(Extracted records)

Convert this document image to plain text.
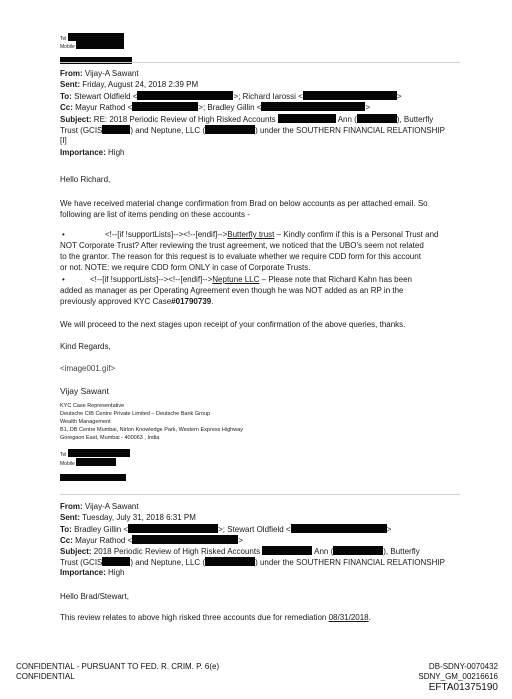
Tel
Mobile
From: Vijay-A Sawant
Sent: Friday, August 24, 2018 2:39 PM
To: Stewart Oldfield <	>; Richard Iarossi <	>
Cc: Mayur Rathod <	>; Bradley Gillin <	>
Subject: RE: 2018 Periodic Review of High Risked Accounts	Ann (	), Butterfly
Trust (GCIS	) and Neptune, LLC (	) under the SOUTHERN FINANCIAL RELATIONSHIP
[I]
Importance: High
Hello Richard,
We have received material change confirmation from Brad on below accounts as per attached email. So
following are list of items pending on these accounts -
•	<!--[if !supportLists]--><!--[endif]-->Butterfly trust – Kindly confirm if this is a Personal Trust and
NOT Corporate Trust? After reviewing the trust agreement, we noticed that the UBO's seem not related
to the grantor. The reason for this request is to evaluate whether we require CDD form for this account
or not. NOTE: we require CDD form ONLY in case of Corporate Trusts.
•	<!--[if !supportLists]--><!--[endif]-->Neptune LLC – Please note that Richard Kahn has been
added as manager as per Operating Agreement even though he was NOT added as an RP in the
previously approved KYC Case#01790739.
We will proceed to the next stages upon receipt of your confirmation of the above queries, thanks.
Kind Regards,
<image001.gif>
Vijay Sawant
KYC Case Representative
Deutsche CIB Centre Private Limited – Deutsche Bank Group
Wealth Management
B1, DB Centre Mumbai, Nirlon Knowledge Park, Western Express Highway
Goregaon East, Mumbai - 400063 , India
Tel
Mobile
From: Vijay-A Sawant
Sent: Tuesday, July 31, 2018 6:31 PM
To: Bradley Gillin <	>; Stewart Oldfield <	>
Cc: Mayur Rathod <	>
Subject: 2018 Periodic Review of High Risked Accounts	Ann (	), Butterfly
Trust (GCIS	) and Neptune, LLC (	) under the SOUTHERN FINANCIAL RELATIONSHIP
Importance: High
Hello Brad/Stewart,
This review relates to above high risked three accounts due for remediation 08/31/2018.
CONFIDENTIAL - PURSUANT TO FED. R. CRIM. P. 6(e)
CONFIDENTIAL
DB-SDNY-0070432
SDNY_GM_00216616
EFTA01375190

■ Aim
Search the entries for "form" and copy out each line that has it.

■ Written response
to the grantor. The reason for this request is to evaluate whether we require CDD form for this account
or not. NOTE: we require CDD form ONLY in case of Corporate Trusts.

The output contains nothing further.